Sometimes, the hardest part of doing is a task is getting yourself motivated to actually start in the first place. How do you inspire that motivation? Science has been exploring what works and what doesn’t for some time now, and can provide some answers to that question. Whether you’re looking to start on a task, carry one through, or just stay motivated day-to-day, here are some of the latest findings on the science of motivation that can help you to understand how motivation works and what will really get you going.

  1. Surrounding yourself with higher performers will motivate you to work harder.

    If you want to work harder, research suggests that the best thing to do is to surround yourself with those who are higher performers than yourself. A recent study at Michigan State University revealed that those who were the “weakest link” on a running relay team (those with the poorest individual times) showed the greatest gains when performing as part of a high-achieving team. Unfortunately, when high performers are put in a group with lower performers, the opposite happens true, with previously top performers getting slower times in a phenomenon researchers call “social loafing.” Research has also shown that you don’t even need to have others physically present to get the motivation their support yields. When researchers teamed people up with virtual exercise partners who performed slightly better, individuals were found to have substantial increases in both motivation and performance.

§ §

▸ SET TASKS:
(A) Answer these about the motivation article:
(i) At which university was the running relay team study done?
(ii) What do researchers call it when top performers put in a group with lower performers get slower times?
(iii) Which two things rose substantially when people were paired with virtual exercise partners who performed slightly better?
(B) Echo a passage from the motivation article word for word. Begin at the words "Sometimes, the hardest" and stop after "to work harder.".

▸ STORED ROWS:
§ §

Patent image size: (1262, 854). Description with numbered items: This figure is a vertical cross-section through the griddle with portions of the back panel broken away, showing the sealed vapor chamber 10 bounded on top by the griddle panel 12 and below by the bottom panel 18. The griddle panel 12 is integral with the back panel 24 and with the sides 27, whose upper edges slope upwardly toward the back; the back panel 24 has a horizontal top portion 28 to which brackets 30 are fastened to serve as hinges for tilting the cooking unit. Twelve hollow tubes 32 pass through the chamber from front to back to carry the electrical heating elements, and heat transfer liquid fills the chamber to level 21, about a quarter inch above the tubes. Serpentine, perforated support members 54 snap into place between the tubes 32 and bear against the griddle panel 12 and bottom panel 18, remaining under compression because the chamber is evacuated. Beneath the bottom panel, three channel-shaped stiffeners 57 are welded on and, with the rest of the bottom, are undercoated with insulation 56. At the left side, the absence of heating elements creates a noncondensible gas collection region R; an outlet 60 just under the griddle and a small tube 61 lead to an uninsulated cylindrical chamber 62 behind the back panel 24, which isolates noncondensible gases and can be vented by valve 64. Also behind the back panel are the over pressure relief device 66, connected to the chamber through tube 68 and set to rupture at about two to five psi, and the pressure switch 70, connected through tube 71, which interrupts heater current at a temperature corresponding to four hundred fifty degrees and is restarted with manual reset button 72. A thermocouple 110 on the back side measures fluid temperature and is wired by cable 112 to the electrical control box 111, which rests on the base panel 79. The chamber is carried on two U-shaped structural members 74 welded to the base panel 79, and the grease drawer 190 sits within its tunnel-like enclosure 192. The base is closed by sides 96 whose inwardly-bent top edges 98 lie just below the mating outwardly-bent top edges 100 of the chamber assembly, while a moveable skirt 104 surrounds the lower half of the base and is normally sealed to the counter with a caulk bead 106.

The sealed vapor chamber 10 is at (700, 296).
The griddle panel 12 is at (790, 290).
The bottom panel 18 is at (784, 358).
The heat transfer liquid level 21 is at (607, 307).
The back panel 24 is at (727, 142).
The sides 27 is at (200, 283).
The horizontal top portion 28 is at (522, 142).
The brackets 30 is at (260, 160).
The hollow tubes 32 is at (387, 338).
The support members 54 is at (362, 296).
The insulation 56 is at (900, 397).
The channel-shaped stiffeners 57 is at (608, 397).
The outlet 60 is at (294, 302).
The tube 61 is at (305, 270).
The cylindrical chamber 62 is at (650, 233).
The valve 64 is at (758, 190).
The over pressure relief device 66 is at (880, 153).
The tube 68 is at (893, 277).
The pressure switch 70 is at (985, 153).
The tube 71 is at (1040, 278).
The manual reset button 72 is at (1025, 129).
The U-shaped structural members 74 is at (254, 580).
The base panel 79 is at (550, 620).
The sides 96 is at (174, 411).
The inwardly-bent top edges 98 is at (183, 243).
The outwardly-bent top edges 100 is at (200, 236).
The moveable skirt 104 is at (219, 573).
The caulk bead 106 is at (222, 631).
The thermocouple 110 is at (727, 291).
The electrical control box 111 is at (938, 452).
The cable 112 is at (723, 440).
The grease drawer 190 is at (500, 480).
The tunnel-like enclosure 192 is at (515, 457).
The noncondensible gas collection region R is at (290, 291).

§ §

▸ EXPECTED ANSWERS:
(A)
(i) Michigan State University
(ii) Social loafing
(iii) Motivation and performance

(B)
Sometimes, the hardest part of doing is a task is getting yourself motivated to actually start in the first place. How do you inspire that motivation? Science has been exploring what works and what doesn’t for some time now, and can provide some answers to that question. Whether you’re looking to start on a task, carry one through, or just stay motivated day-to-day, here are some of the latest findings on the science of motivation that can help you to understand how motivation works and what will really get you going.

  1. Surrounding yourself with higher performers will motivate you to work harder.